## [WHAT YOU HAVE TO DO]
Output the entries word for word. Omit images.

## [SUPPLIED DATA]

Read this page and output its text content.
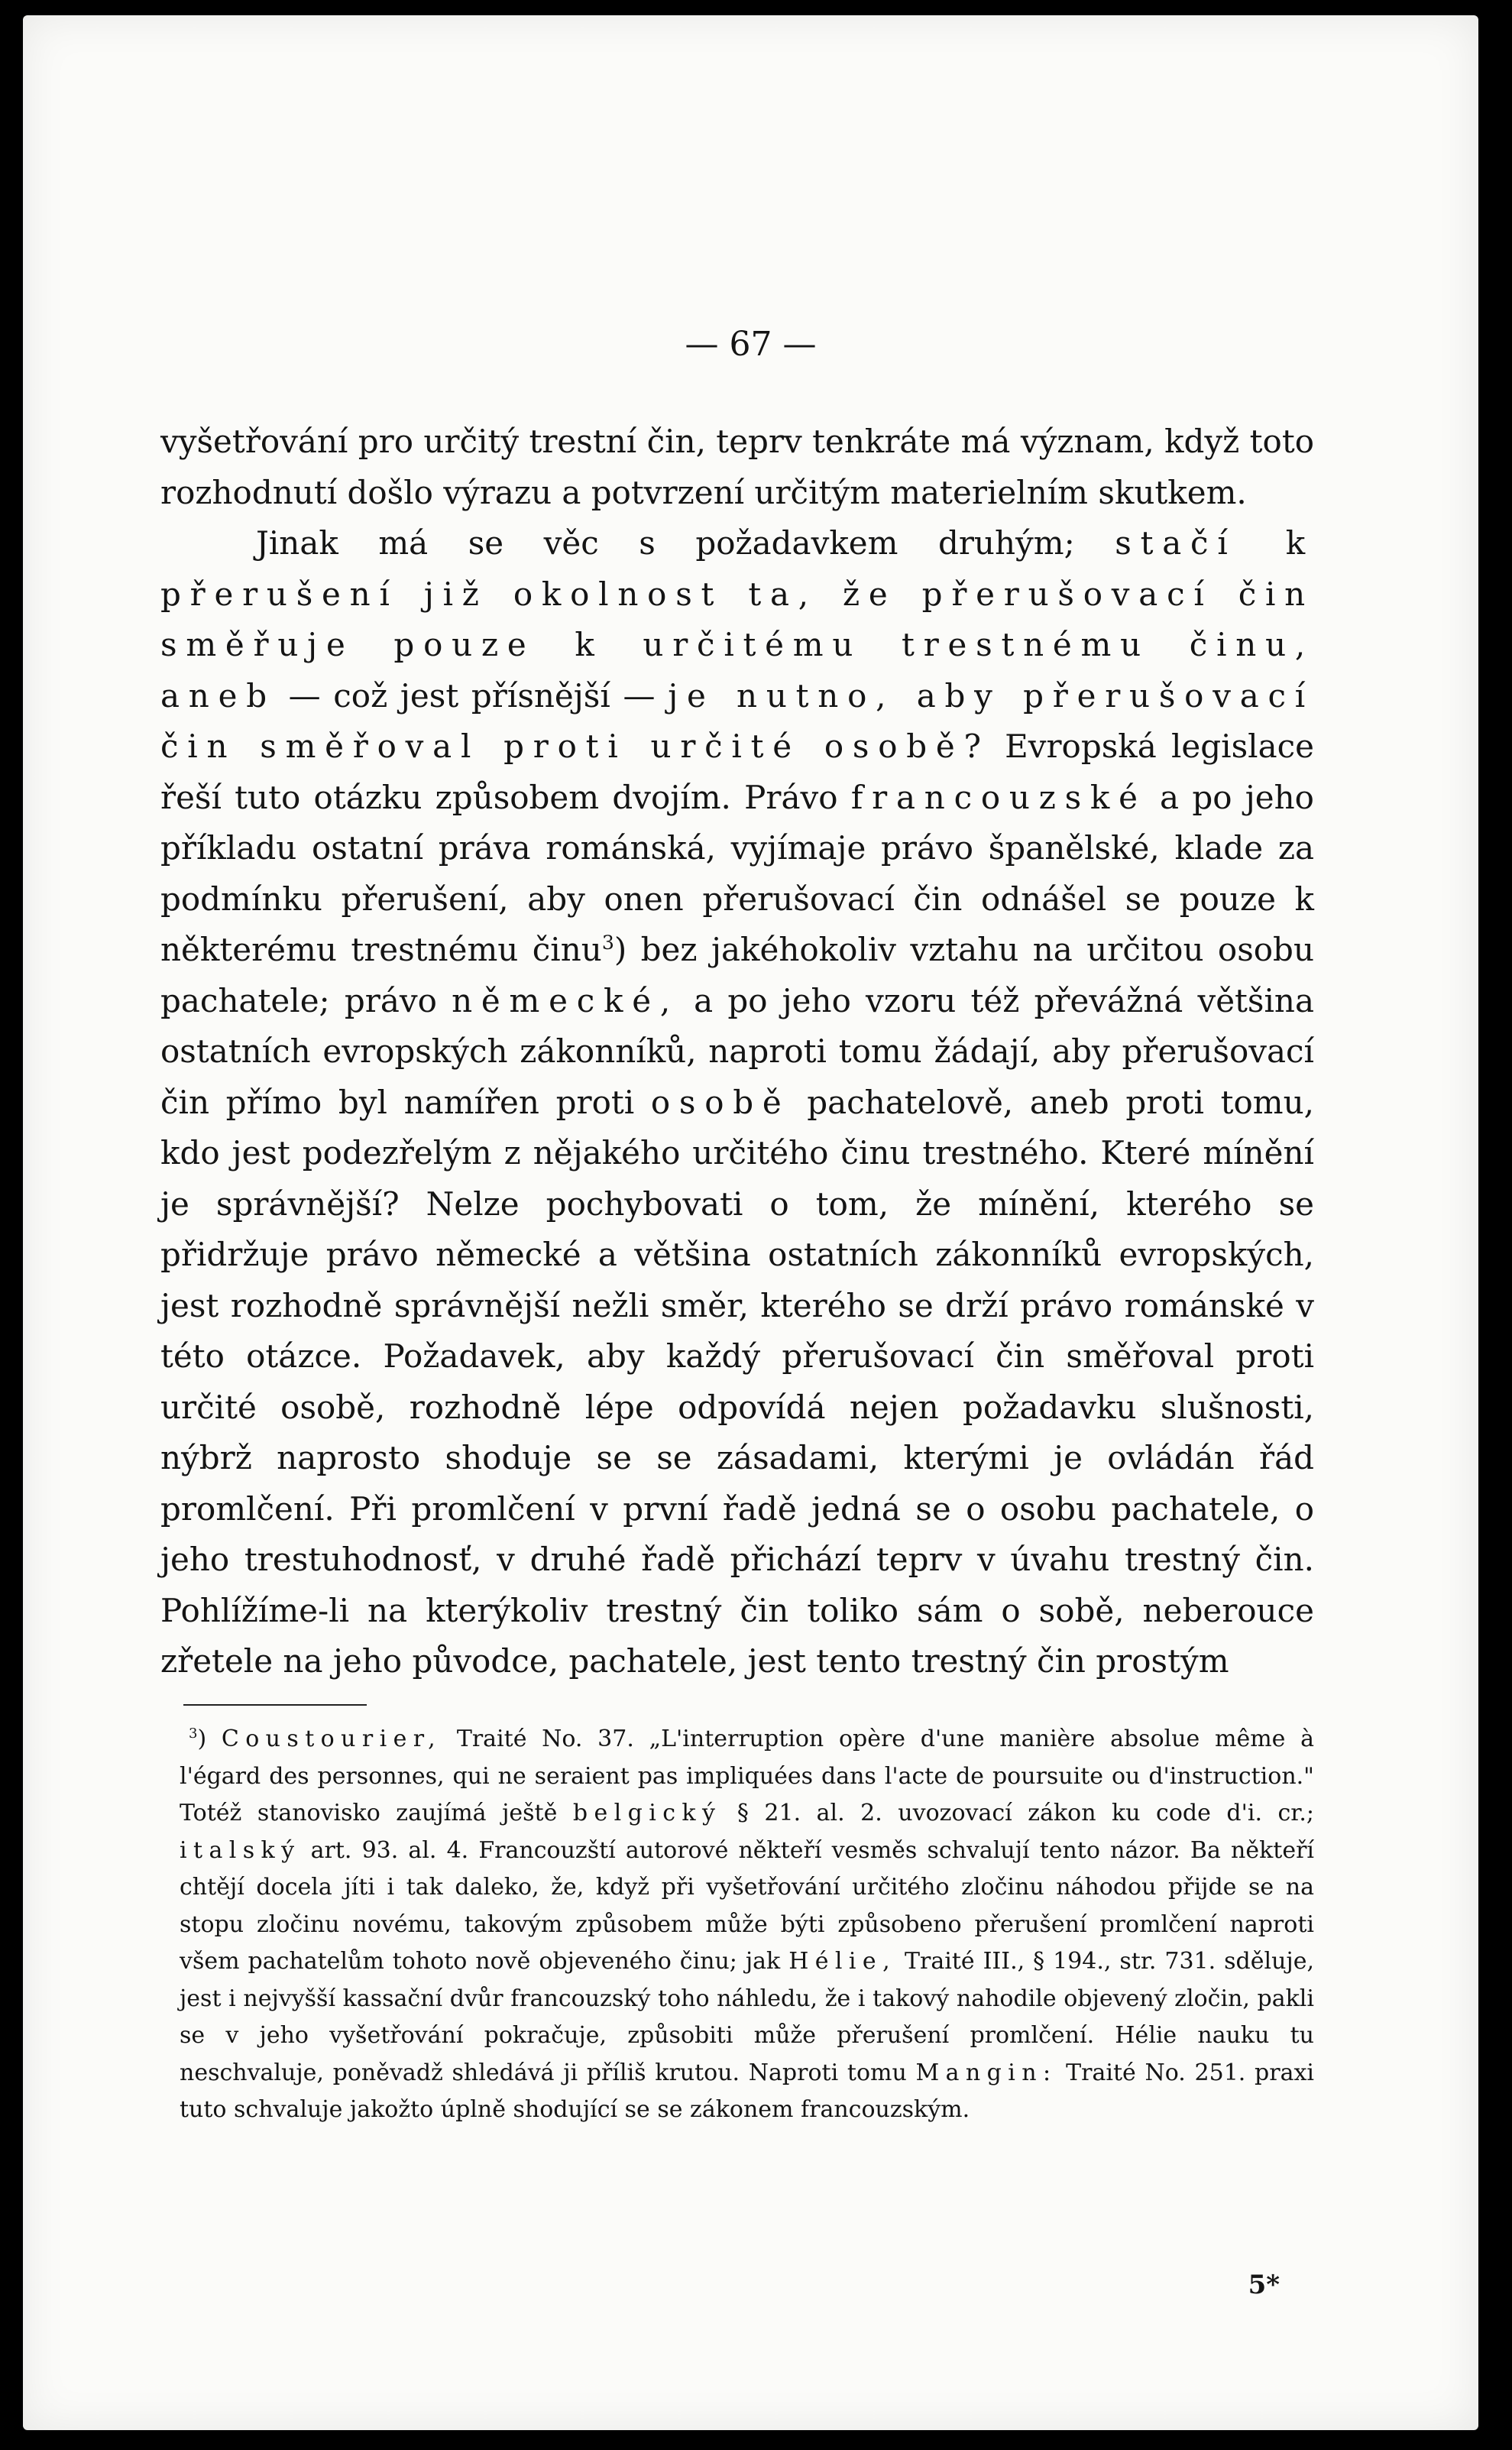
— 67 —

vyšetřování pro určitý trestní čin, teprv tenkráte má význam, když toto rozhodnutí došlo výrazu a potvrzení určitým materielním skutkem.

Jinak má se věc s požadavkem druhým; stačí k přerušení již okolnost ta, že přerušovací čin směřuje pouze k určitému trestnému činu, aneb — což jest přísnější — je nutno, aby přerušovací čin směřoval proti určité osobě? Evropská legislace řeší tuto otázku způsobem dvojím. Právo francouzské a po jeho příkladu ostatní práva románská, vyjímaje právo španělské, klade za podmínku přerušení, aby onen přerušovací čin odnášel se pouze k některému trestnému činu$^3$) bez jakéhokoliv vztahu na určitou osobu pachatele; právo německé, a po jeho vzoru též převážná většina ostatních evropských zákonníků, naproti tomu žádají, aby přerušovací čin přímo byl namířen proti osobě pachatelově, aneb proti tomu, kdo jest podezřelým z nějakého určitého činu trestného. Které mínění je správnější? Nelze pochybovati o tom, že mínění, kterého se přidržuje právo německé a většina ostatních zákonníků evropských, jest rozhodně správnější nežli směr, kterého se drží právo románské v této otázce. Požadavek, aby každý přerušovací čin směřoval proti určité osobě, rozhodně lépe odpovídá nejen požadavku slušnosti, nýbrž naprosto shoduje se se zásadami, kterými je ovládán řád promlčení. Při promlčení v první řadě jedná se o osobu pachatele, o jeho trestuhodnosť, v druhé řadě přichází teprv v úvahu trestný čin. Pohlížíme-li na kterýkoliv trestný čin toliko sám o sobě, neberouce zřetele na jeho původce, pachatele, jest tento trestný čin prostým

$^3$) Coustourier, Traité No. 37. „L'interruption opère d'une manière absolue même à l'égard des personnes, qui ne seraient pas impliquées dans l'acte de poursuite ou d'instruction." Totéž stanovisko zaujímá ještě belgický § 21. al. 2. uvozovací zákon ku code d'i. cr.; italský art. 93. al. 4. Francouzští autorové někteří vesměs schvalují tento názor. Ba někteří chtějí docela jíti i tak daleko, že, když při vyšetřování určitého zločinu náhodou přijde se na stopu zločinu novému, takovým způsobem může býti způsobeno přerušení promlčení naproti všem pachatelům tohoto nově objeveného činu; jak Hélie, Traité III., § 194., str. 731. sděluje, jest i nejvyšší kassační dvůr francouzský toho náhledu, že i takový nahodile objevený zločin, pakli se v jeho vyšetřování pokračuje, způsobiti může přerušení promlčení. Hélie nauku tu neschvaluje, poněvadž shledává ji příliš krutou. Naproti tomu Mangin: Traité No. 251. praxi tuto schvaluje jakožto úplně shodující se se zákonem francouzským.

5*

## [RESULT BELOW]
Read this page and output its text content.
— 67 —

vyšetřování pro určitý trestní čin, teprv tenkráte má význam, když toto rozhodnutí došlo výrazu a potvrzení určitým materielním skutkem.

Jinak má se věc s požadavkem druhým; stačí k přerušení již okolnost ta, že přerušovací čin směřuje pouze k určitému trestnému činu, aneb — což jest přísnější — je nutno, aby přerušovací čin směřoval proti určité osobě? Evropská legislace řeší tuto otázku způsobem dvojím. Právo francouzské a po jeho příkladu ostatní práva románská, vyjímaje právo španělské, klade za podmínku přerušení, aby onen přerušovací čin odnášel se pouze k některému trestnému činu$^3$) bez jakéhokoliv vztahu na určitou osobu pachatele; právo německé, a po jeho vzoru též převážná většina ostatních evropských zákonníků, naproti tomu žádají, aby přerušovací čin přímo byl namířen proti osobě pachatelově, aneb proti tomu, kdo jest podezřelým z nějakého určitého činu trestného. Které mínění je správnější? Nelze pochybovati o tom, že mínění, kterého se přidržuje právo německé a většina ostatních zákonníků evropských, jest rozhodně správnější nežli směr, kterého se drží právo románské v této otázce. Požadavek, aby každý přerušovací čin směřoval proti určité osobě, rozhodně lépe odpovídá nejen požadavku slušnosti, nýbrž naprosto shoduje se se zásadami, kterými je ovládán řád promlčení. Při promlčení v první řadě jedná se o osobu pachatele, o jeho trestuhodnosť, v druhé řadě přichází teprv v úvahu trestný čin. Pohlížíme-li na kterýkoliv trestný čin toliko sám o sobě, neberouce zřetele na jeho původce, pachatele, jest tento trestný čin prostým

$^3$) Coustourier, Traité No. 37. „L'interruption opère d'une manière absolue même à l'égard des personnes, qui ne seraient pas impliquées dans l'acte de poursuite ou d'instruction." Totéž stanovisko zaujímá ještě belgický § 21. al. 2. uvozovací zákon ku code d'i. cr.; italský art. 93. al. 4. Francouzští autorové někteří vesměs schvalují tento názor. Ba někteří chtějí docela jíti i tak daleko, že, když při vyšetřování určitého zločinu náhodou přijde se na stopu zločinu novému, takovým způsobem může býti způsobeno přerušení promlčení naproti všem pachatelům tohoto nově objeveného činu; jak Hélie, Traité III., § 194., str. 731. sděluje, jest i nejvyšší kassační dvůr francouzský toho náhledu, že i takový nahodile objevený zločin, pakli se v jeho vyšetřování pokračuje, způsobiti může přerušení promlčení. Hélie nauku tu neschvaluje, poněvadž shledává ji příliš krutou. Naproti tomu Mangin: Traité No. 251. praxi tuto schvaluje jakožto úplně shodující se se zákonem francouzským.

5*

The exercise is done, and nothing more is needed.